* [Exercise brief]: Pick every line with "title" from the material below.

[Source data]
━━━

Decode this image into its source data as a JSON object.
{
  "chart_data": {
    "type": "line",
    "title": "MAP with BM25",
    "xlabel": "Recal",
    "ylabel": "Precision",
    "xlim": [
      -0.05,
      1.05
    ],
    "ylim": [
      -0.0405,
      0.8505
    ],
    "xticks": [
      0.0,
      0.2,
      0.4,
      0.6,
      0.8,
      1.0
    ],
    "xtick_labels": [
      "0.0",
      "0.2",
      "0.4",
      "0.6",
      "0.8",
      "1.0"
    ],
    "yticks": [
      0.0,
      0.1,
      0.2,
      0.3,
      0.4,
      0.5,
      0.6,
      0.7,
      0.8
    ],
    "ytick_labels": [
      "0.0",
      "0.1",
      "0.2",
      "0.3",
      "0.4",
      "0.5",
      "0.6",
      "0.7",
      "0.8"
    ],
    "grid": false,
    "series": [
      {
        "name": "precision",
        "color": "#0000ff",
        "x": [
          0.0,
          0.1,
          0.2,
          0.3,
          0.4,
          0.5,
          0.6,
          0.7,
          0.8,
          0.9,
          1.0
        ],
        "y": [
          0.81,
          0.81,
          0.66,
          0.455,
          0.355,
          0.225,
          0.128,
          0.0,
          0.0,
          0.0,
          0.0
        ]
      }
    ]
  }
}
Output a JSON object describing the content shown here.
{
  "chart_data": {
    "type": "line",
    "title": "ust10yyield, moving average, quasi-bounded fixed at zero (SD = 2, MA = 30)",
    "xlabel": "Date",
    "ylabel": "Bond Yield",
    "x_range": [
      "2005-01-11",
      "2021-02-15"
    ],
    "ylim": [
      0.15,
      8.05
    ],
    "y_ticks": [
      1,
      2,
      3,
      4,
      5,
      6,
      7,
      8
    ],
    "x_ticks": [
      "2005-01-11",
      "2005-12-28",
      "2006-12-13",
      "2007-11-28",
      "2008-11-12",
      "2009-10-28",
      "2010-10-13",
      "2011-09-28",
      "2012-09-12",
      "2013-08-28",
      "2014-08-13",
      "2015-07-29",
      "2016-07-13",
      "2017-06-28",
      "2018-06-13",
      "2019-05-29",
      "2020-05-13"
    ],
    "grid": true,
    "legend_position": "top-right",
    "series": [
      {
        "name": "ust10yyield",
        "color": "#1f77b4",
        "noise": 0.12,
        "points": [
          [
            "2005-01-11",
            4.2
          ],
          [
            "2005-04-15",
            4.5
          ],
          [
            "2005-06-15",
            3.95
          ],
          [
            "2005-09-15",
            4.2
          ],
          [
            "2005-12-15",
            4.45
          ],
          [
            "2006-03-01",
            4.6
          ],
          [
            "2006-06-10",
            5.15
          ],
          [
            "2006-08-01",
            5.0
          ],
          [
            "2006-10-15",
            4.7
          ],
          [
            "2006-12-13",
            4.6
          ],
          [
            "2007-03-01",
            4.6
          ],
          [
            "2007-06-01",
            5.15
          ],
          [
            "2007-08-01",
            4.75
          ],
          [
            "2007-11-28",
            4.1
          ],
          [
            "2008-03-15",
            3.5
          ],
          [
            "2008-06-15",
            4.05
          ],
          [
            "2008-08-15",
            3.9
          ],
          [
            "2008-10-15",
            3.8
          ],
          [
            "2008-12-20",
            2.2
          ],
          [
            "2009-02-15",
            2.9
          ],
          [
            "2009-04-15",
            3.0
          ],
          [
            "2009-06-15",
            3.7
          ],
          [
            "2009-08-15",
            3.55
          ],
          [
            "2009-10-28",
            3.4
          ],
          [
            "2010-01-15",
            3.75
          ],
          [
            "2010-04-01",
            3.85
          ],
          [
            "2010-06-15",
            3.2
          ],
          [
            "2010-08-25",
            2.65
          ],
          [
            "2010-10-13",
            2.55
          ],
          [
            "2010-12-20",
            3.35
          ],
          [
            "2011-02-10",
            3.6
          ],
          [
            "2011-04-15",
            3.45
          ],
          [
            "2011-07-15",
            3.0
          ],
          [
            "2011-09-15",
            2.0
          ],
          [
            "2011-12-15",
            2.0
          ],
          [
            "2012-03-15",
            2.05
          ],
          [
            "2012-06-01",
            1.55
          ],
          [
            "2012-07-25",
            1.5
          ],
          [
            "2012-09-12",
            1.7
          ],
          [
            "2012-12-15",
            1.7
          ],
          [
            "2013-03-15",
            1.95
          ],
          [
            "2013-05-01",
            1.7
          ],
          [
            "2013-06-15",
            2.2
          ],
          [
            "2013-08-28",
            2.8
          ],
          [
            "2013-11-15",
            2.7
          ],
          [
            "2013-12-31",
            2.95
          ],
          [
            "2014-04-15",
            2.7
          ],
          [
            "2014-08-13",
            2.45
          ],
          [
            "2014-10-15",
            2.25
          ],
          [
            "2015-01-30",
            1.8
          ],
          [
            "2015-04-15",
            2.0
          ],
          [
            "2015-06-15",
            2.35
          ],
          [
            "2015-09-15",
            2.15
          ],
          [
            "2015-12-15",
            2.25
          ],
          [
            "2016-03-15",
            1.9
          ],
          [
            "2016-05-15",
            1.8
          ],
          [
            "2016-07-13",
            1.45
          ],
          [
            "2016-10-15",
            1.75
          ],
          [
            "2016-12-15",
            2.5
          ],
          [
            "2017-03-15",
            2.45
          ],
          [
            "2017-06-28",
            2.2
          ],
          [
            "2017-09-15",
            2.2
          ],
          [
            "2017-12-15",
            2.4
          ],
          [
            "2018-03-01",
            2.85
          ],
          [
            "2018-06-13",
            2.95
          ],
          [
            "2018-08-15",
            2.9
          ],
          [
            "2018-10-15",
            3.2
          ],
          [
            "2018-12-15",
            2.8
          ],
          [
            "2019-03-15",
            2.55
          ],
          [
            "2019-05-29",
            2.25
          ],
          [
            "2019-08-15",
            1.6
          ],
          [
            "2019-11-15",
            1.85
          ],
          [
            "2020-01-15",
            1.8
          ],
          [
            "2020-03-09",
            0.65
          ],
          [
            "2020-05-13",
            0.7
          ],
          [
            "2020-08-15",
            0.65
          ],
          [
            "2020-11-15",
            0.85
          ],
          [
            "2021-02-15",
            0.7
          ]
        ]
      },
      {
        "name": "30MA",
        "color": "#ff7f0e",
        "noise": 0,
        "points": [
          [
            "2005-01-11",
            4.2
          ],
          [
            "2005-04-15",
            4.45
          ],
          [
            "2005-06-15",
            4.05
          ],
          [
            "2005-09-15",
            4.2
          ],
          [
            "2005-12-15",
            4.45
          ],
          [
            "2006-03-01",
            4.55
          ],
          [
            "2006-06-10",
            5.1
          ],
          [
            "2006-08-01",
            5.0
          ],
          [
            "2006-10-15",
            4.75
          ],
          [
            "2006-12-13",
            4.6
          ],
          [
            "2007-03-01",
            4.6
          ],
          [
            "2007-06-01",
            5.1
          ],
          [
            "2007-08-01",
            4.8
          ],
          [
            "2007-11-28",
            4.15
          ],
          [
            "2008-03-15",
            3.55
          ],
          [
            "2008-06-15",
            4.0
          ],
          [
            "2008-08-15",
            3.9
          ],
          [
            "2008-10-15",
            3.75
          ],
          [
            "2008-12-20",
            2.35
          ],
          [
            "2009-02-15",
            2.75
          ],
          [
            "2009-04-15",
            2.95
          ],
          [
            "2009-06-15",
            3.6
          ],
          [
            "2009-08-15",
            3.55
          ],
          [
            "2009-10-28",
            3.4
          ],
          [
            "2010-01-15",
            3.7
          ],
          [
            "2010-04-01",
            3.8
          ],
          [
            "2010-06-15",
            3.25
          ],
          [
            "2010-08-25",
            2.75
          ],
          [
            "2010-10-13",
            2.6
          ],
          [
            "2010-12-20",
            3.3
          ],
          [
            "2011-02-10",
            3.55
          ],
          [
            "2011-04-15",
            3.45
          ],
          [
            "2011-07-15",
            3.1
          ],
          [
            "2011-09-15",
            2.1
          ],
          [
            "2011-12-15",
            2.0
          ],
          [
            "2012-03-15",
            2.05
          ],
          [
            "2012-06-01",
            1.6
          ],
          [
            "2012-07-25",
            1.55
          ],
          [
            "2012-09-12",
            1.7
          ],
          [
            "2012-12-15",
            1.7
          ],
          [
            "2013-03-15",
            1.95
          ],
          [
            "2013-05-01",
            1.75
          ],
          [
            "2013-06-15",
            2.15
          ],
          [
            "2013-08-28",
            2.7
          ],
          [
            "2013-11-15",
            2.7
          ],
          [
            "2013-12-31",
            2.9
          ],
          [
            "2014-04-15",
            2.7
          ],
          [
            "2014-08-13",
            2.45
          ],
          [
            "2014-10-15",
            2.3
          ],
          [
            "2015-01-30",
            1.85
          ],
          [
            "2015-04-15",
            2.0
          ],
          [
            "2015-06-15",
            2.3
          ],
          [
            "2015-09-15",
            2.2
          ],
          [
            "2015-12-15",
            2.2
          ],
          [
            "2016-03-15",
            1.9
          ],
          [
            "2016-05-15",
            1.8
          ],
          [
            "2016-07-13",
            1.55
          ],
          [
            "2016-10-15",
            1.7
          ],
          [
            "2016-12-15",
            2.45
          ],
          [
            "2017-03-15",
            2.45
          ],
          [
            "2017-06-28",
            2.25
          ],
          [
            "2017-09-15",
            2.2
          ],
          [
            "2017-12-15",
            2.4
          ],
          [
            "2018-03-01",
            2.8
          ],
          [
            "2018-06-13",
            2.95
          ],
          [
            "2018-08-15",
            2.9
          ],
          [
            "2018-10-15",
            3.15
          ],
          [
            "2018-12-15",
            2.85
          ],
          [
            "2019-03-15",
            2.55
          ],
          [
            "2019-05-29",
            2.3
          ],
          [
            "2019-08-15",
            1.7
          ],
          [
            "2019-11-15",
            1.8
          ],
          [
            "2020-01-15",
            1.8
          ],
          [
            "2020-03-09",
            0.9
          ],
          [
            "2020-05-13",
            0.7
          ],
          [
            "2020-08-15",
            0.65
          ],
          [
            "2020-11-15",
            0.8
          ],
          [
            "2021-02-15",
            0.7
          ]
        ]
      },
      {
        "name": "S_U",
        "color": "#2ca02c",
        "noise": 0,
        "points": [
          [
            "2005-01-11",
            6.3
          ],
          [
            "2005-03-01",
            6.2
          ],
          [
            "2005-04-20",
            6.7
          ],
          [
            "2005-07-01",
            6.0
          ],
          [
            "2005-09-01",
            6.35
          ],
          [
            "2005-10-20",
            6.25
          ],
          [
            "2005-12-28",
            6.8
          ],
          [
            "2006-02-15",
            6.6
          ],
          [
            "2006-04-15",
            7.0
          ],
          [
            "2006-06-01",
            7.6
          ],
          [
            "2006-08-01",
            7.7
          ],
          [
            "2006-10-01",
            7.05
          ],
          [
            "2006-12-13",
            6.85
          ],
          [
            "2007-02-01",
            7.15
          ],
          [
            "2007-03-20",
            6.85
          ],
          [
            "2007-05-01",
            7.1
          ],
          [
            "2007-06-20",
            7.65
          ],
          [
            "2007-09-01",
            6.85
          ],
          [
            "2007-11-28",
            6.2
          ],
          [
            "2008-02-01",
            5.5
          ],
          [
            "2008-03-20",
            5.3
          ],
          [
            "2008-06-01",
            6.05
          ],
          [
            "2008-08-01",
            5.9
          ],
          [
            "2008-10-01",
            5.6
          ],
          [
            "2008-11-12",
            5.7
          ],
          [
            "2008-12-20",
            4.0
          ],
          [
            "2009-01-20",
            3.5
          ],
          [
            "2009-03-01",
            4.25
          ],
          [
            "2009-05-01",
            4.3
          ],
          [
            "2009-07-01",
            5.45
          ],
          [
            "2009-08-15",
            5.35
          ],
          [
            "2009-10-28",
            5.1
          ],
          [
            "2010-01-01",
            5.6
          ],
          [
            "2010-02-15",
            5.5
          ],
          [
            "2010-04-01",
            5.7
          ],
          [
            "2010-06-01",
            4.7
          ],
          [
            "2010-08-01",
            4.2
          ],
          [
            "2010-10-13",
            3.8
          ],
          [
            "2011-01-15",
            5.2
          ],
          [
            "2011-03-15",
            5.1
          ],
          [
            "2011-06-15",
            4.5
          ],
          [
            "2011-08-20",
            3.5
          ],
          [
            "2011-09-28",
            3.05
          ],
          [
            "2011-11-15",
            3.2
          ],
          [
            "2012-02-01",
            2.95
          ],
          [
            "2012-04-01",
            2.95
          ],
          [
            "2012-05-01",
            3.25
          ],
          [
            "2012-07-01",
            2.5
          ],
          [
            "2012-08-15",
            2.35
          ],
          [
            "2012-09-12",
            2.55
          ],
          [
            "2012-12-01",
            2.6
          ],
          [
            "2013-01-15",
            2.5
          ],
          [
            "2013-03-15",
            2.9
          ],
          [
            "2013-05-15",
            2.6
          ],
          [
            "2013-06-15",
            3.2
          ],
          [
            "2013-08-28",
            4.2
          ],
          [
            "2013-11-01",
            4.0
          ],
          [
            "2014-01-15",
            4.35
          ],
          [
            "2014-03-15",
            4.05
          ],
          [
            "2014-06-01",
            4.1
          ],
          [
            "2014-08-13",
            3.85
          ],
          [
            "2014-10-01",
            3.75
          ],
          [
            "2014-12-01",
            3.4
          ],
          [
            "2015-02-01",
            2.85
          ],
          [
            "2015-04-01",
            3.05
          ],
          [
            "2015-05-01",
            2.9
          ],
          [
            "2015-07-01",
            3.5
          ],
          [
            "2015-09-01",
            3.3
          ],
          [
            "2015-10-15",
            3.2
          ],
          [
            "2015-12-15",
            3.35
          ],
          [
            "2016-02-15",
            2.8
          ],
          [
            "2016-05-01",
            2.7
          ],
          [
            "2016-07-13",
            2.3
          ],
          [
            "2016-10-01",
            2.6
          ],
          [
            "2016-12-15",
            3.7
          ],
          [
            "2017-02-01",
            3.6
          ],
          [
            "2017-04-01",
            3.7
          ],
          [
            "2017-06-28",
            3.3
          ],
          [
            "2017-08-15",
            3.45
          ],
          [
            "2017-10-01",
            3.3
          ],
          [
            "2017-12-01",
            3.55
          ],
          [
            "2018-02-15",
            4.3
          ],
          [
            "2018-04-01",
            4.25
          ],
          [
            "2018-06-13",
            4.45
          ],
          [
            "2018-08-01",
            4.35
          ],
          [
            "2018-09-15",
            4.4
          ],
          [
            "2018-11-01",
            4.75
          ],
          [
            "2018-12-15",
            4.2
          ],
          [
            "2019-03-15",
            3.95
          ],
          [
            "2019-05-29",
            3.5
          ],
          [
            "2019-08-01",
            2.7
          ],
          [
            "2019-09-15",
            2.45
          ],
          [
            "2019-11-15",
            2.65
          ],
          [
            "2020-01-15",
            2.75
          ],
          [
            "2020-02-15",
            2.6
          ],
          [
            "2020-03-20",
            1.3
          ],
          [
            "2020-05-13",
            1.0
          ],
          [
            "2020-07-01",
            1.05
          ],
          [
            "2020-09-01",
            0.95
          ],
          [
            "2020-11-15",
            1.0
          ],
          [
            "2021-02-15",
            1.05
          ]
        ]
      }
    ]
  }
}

━━━

* [Written answer]:
    "title": "MAP with BM25",
    "title": "ust10yyield, moving average, quasi-bounded fixed at zero (SD = 2, MA = 30)",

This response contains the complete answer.